*WHAT YOU HAVE TO DO*: Look for the string "BRIDGFORD" in every line, and copy each line that has it.

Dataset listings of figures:
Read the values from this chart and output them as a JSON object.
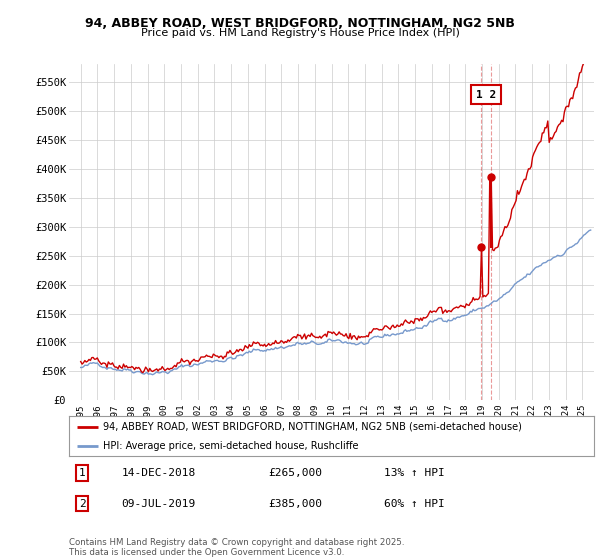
{
  "title1": "94, ABBEY ROAD, WEST BRIDGFORD, NOTTINGHAM, NG2 5NB",
  "title2": "Price paid vs. HM Land Registry's House Price Index (HPI)",
  "legend_label1": "94, ABBEY ROAD, WEST BRIDGFORD, NOTTINGHAM, NG2 5NB (semi-detached house)",
  "legend_label2": "HPI: Average price, semi-detached house, Rushcliffe",
  "line1_color": "#cc0000",
  "line2_color": "#7799cc",
  "annotation1_date": "14-DEC-2018",
  "annotation1_price": "£265,000",
  "annotation1_change": "13% ↑ HPI",
  "annotation2_date": "09-JUL-2019",
  "annotation2_price": "£385,000",
  "annotation2_change": "60% ↑ HPI",
  "footer": "Contains HM Land Registry data © Crown copyright and database right 2025.\nThis data is licensed under the Open Government Licence v3.0.",
  "ylim_min": 0,
  "ylim_max": 580000,
  "yticks": [
    0,
    50000,
    100000,
    150000,
    200000,
    250000,
    300000,
    350000,
    400000,
    450000,
    500000,
    550000
  ],
  "ytick_labels": [
    "£0",
    "£50K",
    "£100K",
    "£150K",
    "£200K",
    "£250K",
    "£300K",
    "£350K",
    "£400K",
    "£450K",
    "£500K",
    "£550K"
  ],
  "background_color": "#ffffff",
  "grid_color": "#cccccc",
  "sale1_year": 2018.96,
  "sale1_y": 265000,
  "sale2_year": 2019.52,
  "sale2_y": 385000,
  "xlim_min": 1994.3,
  "xlim_max": 2025.7
}
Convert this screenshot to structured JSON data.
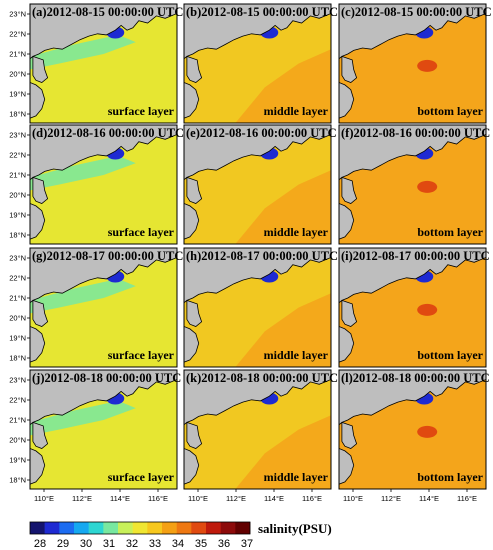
{
  "panels": [
    {
      "title": "(a)2012-08-15 00:00:00 UTC",
      "layer": "surface layer",
      "field": "fresh"
    },
    {
      "title": "(b)2012-08-15 00:00:00 UTC",
      "layer": "middle layer",
      "field": "mid"
    },
    {
      "title": "(c)2012-08-15 00:00:00 UTC",
      "layer": "bottom layer",
      "field": "salty"
    },
    {
      "title": "(d)2012-08-16 00:00:00 UTC",
      "layer": "surface layer",
      "field": "fresh"
    },
    {
      "title": "(e)2012-08-16 00:00:00 UTC",
      "layer": "middle layer",
      "field": "mid"
    },
    {
      "title": "(f)2012-08-16 00:00:00 UTC",
      "layer": "bottom layer",
      "field": "salty"
    },
    {
      "title": "(g)2012-08-17 00:00:00 UTC",
      "layer": "surface layer",
      "field": "fresh"
    },
    {
      "title": "(h)2012-08-17 00:00:00 UTC",
      "layer": "middle layer",
      "field": "mid"
    },
    {
      "title": "(i)2012-08-17 00:00:00 UTC",
      "layer": "bottom layer",
      "field": "salty"
    },
    {
      "title": "(j)2012-08-18 00:00:00 UTC",
      "layer": "surface layer",
      "field": "fresh"
    },
    {
      "title": "(k)2012-08-18 00:00:00 UTC",
      "layer": "middle layer",
      "field": "mid"
    },
    {
      "title": "(l)2012-08-18 00:00:00 UTC",
      "layer": "bottom layer",
      "field": "salty"
    }
  ],
  "lat_ticks": [
    "23°N",
    "22°N",
    "21°N",
    "20°N",
    "19°N",
    "18°N"
  ],
  "lon_ticks": [
    "110°E",
    "112°E",
    "114°E",
    "116°E"
  ],
  "colorbar": {
    "title": "salinity(PSU)",
    "labels": [
      "28",
      "29",
      "30",
      "31",
      "32",
      "33",
      "34",
      "35",
      "36",
      "37"
    ],
    "colors": [
      "#14146e",
      "#1e2ad2",
      "#1c6cf0",
      "#15a8f0",
      "#2dd6d2",
      "#78e8a0",
      "#c8f05a",
      "#f0e632",
      "#f7c81e",
      "#f4a014",
      "#ee7812",
      "#e04a10",
      "#bf1a0c",
      "#8c0a0a",
      "#620000"
    ]
  },
  "colors": {
    "land": "#bebebe",
    "fresh_base": "#e6e632",
    "mid_base": "#f1c821",
    "salty_base": "#f4a51b",
    "coastal_fresh": "#78e8a0",
    "estuary_low": "#1e2ad2"
  }
}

*ANSWER BELOW*:
  "title1": "94, ABBEY ROAD, WEST BRIDGFORD, NOTTINGHAM, NG2 5NB",
  "legend_label1": "94, ABBEY ROAD, WEST BRIDGFORD, NOTTINGHAM, NG2 5NB (semi-detached house)",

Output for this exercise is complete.